» Dataset content

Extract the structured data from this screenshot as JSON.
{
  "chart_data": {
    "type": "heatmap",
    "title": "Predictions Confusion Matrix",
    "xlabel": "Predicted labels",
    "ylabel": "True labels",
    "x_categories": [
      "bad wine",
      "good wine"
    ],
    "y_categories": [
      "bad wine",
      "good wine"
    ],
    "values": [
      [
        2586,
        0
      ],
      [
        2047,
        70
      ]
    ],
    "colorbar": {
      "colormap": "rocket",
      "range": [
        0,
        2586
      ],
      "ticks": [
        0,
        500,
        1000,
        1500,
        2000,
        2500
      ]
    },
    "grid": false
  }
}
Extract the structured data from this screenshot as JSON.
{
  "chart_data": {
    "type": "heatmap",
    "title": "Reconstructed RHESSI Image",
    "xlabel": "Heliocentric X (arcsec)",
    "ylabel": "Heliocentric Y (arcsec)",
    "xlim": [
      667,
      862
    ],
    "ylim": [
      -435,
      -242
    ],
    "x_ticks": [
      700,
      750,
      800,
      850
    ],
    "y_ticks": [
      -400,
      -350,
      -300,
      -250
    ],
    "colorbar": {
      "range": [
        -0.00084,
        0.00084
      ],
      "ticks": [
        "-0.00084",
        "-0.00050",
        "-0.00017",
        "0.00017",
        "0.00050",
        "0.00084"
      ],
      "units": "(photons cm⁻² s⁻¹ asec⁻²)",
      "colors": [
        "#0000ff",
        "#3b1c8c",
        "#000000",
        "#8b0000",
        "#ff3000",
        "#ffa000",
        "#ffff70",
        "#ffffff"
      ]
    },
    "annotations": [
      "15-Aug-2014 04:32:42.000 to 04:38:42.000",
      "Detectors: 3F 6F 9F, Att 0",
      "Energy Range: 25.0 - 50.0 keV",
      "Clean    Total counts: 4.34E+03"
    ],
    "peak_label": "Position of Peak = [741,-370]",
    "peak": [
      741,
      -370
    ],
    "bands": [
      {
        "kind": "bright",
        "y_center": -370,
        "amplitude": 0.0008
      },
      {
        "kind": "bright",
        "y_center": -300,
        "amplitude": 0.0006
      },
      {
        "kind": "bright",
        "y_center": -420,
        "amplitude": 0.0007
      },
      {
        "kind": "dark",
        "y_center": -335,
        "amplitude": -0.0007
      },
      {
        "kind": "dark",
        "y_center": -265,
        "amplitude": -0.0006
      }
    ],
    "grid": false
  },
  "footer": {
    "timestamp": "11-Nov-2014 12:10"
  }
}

» What is required
Transcribe all of the lines in the records precisely.

» Answer to the exercise
Extract the structured data from this screenshot as JSON.
{
  "chart_data": {
    "type": "heatmap",
    "title": "Predictions Confusion Matrix",
    "xlabel": "Predicted labels",
    "ylabel": "True labels",
    "x_categories": [
      "bad wine",
      "good wine"
    ],
    "y_categories": [
      "bad wine",
      "good wine"
    ],
    "values": [
      [
        2586,
        0
      ],
      [
        2047,
        70
      ]
    ],
    "colorbar": {
      "colormap": "rocket",
      "range": [
        0,
        2586
      ],
      "ticks": [
        0,
        500,
        1000,
        1500,
        2000,
        2500
      ]
    },
    "grid": false
  }
}
Extract the structured data from this screenshot as JSON.
{
  "chart_data": {
    "type": "heatmap",
    "title": "Reconstructed RHESSI Image",
    "xlabel": "Heliocentric X (arcsec)",
    "ylabel": "Heliocentric Y (arcsec)",
    "xlim": [
      667,
      862
    ],
    "ylim": [
      -435,
      -242
    ],
    "x_ticks": [
      700,
      750,
      800,
      850
    ],
    "y_ticks": [
      -400,
      -350,
      -300,
      -250
    ],
    "colorbar": {
      "range": [
        -0.00084,
        0.00084
      ],
      "ticks": [
        "-0.00084",
        "-0.00050",
        "-0.00017",
        "0.00017",
        "0.00050",
        "0.00084"
      ],
      "units": "(photons cm⁻² s⁻¹ asec⁻²)",
      "colors": [
        "#0000ff",
        "#3b1c8c",
        "#000000",
        "#8b0000",
        "#ff3000",
        "#ffa000",
        "#ffff70",
        "#ffffff"
      ]
    },
    "annotations": [
      "15-Aug-2014 04:32:42.000 to 04:38:42.000",
      "Detectors: 3F 6F 9F, Att 0",
      "Energy Range: 25.0 - 50.0 keV",
      "Clean    Total counts: 4.34E+03"
    ],
    "peak_label": "Position of Peak = [741,-370]",
    "peak": [
      741,
      -370
    ],
    "bands": [
      {
        "kind": "bright",
        "y_center": -370,
        "amplitude": 0.0008
      },
      {
        "kind": "bright",
        "y_center": -300,
        "amplitude": 0.0006
      },
      {
        "kind": "bright",
        "y_center": -420,
        "amplitude": 0.0007
      },
      {
        "kind": "dark",
        "y_center": -335,
        "amplitude": -0.0007
      },
      {
        "kind": "dark",
        "y_center": -265,
        "amplitude": -0.0006
      }
    ],
    "grid": false
  },
  "footer": {
    "timestamp": "11-Nov-2014 12:10"
  }
}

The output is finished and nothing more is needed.